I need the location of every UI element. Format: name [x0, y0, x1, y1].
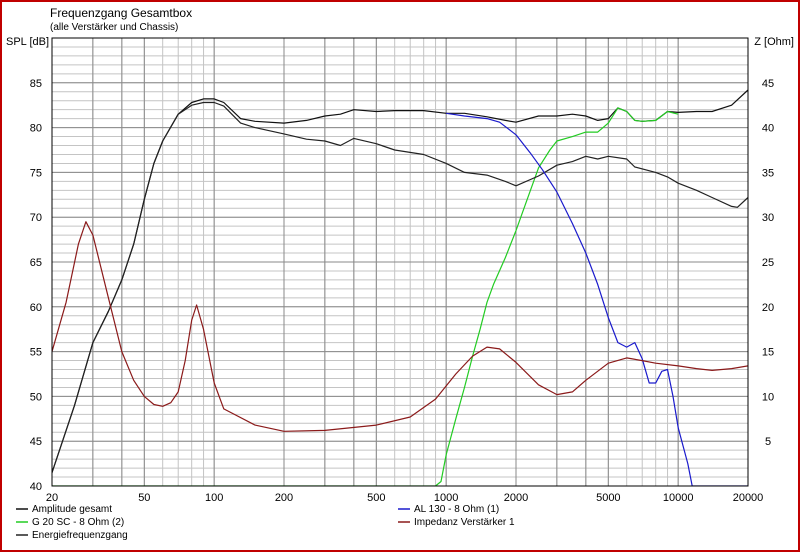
x-tick-label: 100 [205, 492, 223, 504]
chart-title: Frequenzgang Gesamtbox [50, 6, 192, 20]
y-right-axis-label: Z [Ohm] [754, 36, 794, 48]
series-line-3 [52, 101, 748, 473]
y-left-tick-label: 55 [30, 347, 42, 359]
legend-label: G 20 SC - 8 Ohm (2) [32, 517, 124, 528]
y-left-tick-label: 75 [30, 167, 42, 179]
plot-border [51, 37, 749, 487]
legend-label: Energiefrequenzgang [32, 530, 128, 541]
x-tick-label: 20 [46, 492, 58, 504]
series-line-4 [446, 112, 748, 486]
x-tick-label: 500 [367, 492, 385, 504]
y-right-axis-ticks: 5 10 15 20 25 30 35 40 45 [762, 78, 774, 448]
x-tick-label: 10000 [663, 492, 694, 504]
y-left-tick-label: 70 [30, 212, 42, 224]
y-right-tick-label: 40 [762, 123, 774, 135]
legend-label: Amplitude gesamt [32, 504, 112, 515]
y-left-axis-ticks: 40 45 50 55 60 65 70 75 80 85 [30, 78, 42, 493]
series-line-5 [52, 221, 748, 432]
y-right-tick-label: 20 [762, 302, 774, 314]
y-left-tick-label: 60 [30, 302, 42, 314]
legend-label: Impedanz Verstärker 1 [414, 517, 515, 528]
series-line-2 [52, 107, 679, 486]
x-tick-label: 5000 [596, 492, 620, 504]
x-axis-ticks: 20 50 100 200 500 1000 2000 5000 10000 20000 [46, 492, 763, 504]
y-right-tick-label: 45 [762, 78, 774, 90]
x-tick-label: 2000 [504, 492, 528, 504]
y-right-tick-label: 15 [762, 347, 774, 359]
series-layer [52, 89, 748, 486]
y-left-axis-label: SPL [dB] [6, 36, 49, 48]
y-left-tick-label: 85 [30, 78, 42, 90]
x-tick-label: 20000 [733, 492, 764, 504]
y-right-tick-label: 35 [762, 167, 774, 179]
legend-label: AL 130 - 8 Ohm (1) [414, 504, 499, 515]
y-right-tick-label: 10 [762, 391, 774, 403]
y-left-tick-label: 50 [30, 391, 42, 403]
legend: Amplitude gesamt G 20 SC - 8 Ohm (2) Energ… [16, 504, 515, 541]
y-left-tick-label: 80 [30, 123, 42, 135]
x-tick-label: 50 [138, 492, 150, 504]
y-right-tick-label: 30 [762, 212, 774, 224]
y-left-tick-label: 45 [30, 436, 42, 448]
y-right-tick-label: 25 [762, 257, 774, 269]
x-tick-label: 200 [275, 492, 293, 504]
chart-subtitle: (alle Verstärker und Chassis) [50, 22, 178, 33]
x-tick-label: 1000 [434, 492, 458, 504]
y-right-tick-label: 5 [765, 436, 771, 448]
y-left-tick-label: 65 [30, 257, 42, 269]
y-left-tick-label: 40 [30, 481, 42, 493]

** Aim **
Please output every line of the listing above as a numbered list, skipping blank lines and leaving any pictures out of your answer.

** Result of this exercise **
1. I need the location of every UI element. Format: name [x0, y0, x1, y1].
2. x-tick-label: 100 [205, 492, 223, 504]
3. chart-title: Frequenzgang Gesamtbox [50, 6, 192, 20]
4. y-right-axis-label: Z [Ohm] [754, 36, 794, 48]
5. series-line-3 [52, 101, 748, 473]
6. y-left-tick-label: 55 [30, 347, 42, 359]
7. legend-label: G 20 SC - 8 Ohm (2) [32, 517, 124, 528]
8. y-left-tick-label: 75 [30, 167, 42, 179]
9. plot-border [51, 37, 749, 487]
10. legend-label: Energiefrequenzgang [32, 530, 128, 541]
11. x-tick-label: 20 [46, 492, 58, 504]
12. series-line-4 [446, 112, 748, 486]
13. x-tick-label: 500 [367, 492, 385, 504]
14. y-right-axis-ticks: 5 10 15 20 25 30 35 40 45 [762, 78, 774, 448]
15. x-tick-label: 10000 [663, 492, 694, 504]
16. y-left-tick-label: 70 [30, 212, 42, 224]
17. y-right-tick-label: 40 [762, 123, 774, 135]
18. legend-label: Amplitude gesamt [32, 504, 112, 515]
19. y-left-axis-ticks: 40 45 50 55 60 65 70 75 80 85 [30, 78, 42, 493]
20. series-line-5 [52, 221, 748, 432]
21. y-right-tick-label: 20 [762, 302, 774, 314]
22. y-left-tick-label: 60 [30, 302, 42, 314]
23. legend-label: Impedanz Verstärker 1 [414, 517, 515, 528]
24. series-line-2 [52, 107, 679, 486]
25. x-tick-label: 5000 [596, 492, 620, 504]
26. x-axis-ticks: 20 50 100 200 500 1000 2000 5000 10000 20000 [46, 492, 763, 504]
27. y-right-tick-label: 45 [762, 78, 774, 90]
28. x-tick-label: 2000 [504, 492, 528, 504]
29. y-right-tick-label: 15 [762, 347, 774, 359]
30. series-layer [52, 89, 748, 486]
31. y-left-axis-label: SPL [dB] [6, 36, 49, 48]
32. y-left-tick-label: 85 [30, 78, 42, 90]
33. x-tick-label: 20000 [733, 492, 764, 504]
34. y-right-tick-label: 35 [762, 167, 774, 179]
35. legend-label: AL 130 - 8 Ohm (1) [414, 504, 499, 515]
36. y-right-tick-label: 10 [762, 391, 774, 403]
37. y-left-tick-label: 50 [30, 391, 42, 403]
38. legend: Amplitude gesamt G 20 SC - 8 Ohm (2) Energ… [16, 504, 515, 541]
39. y-left-tick-label: 80 [30, 123, 42, 135]
40. x-tick-label: 50 [138, 492, 150, 504]
41. y-right-tick-label: 30 [762, 212, 774, 224]
42. y-left-tick-label: 45 [30, 436, 42, 448]
43. y-right-tick-label: 25 [762, 257, 774, 269]
44. x-tick-label: 200 [275, 492, 293, 504]
45. chart-subtitle: (alle Verstärker und Chassis) [50, 22, 178, 33]
46. x-tick-label: 1000 [434, 492, 458, 504]
47. y-right-tick-label: 5 [765, 436, 771, 448]
48. y-left-tick-label: 65 [30, 257, 42, 269]
49. y-left-tick-label: 40 [30, 481, 42, 493]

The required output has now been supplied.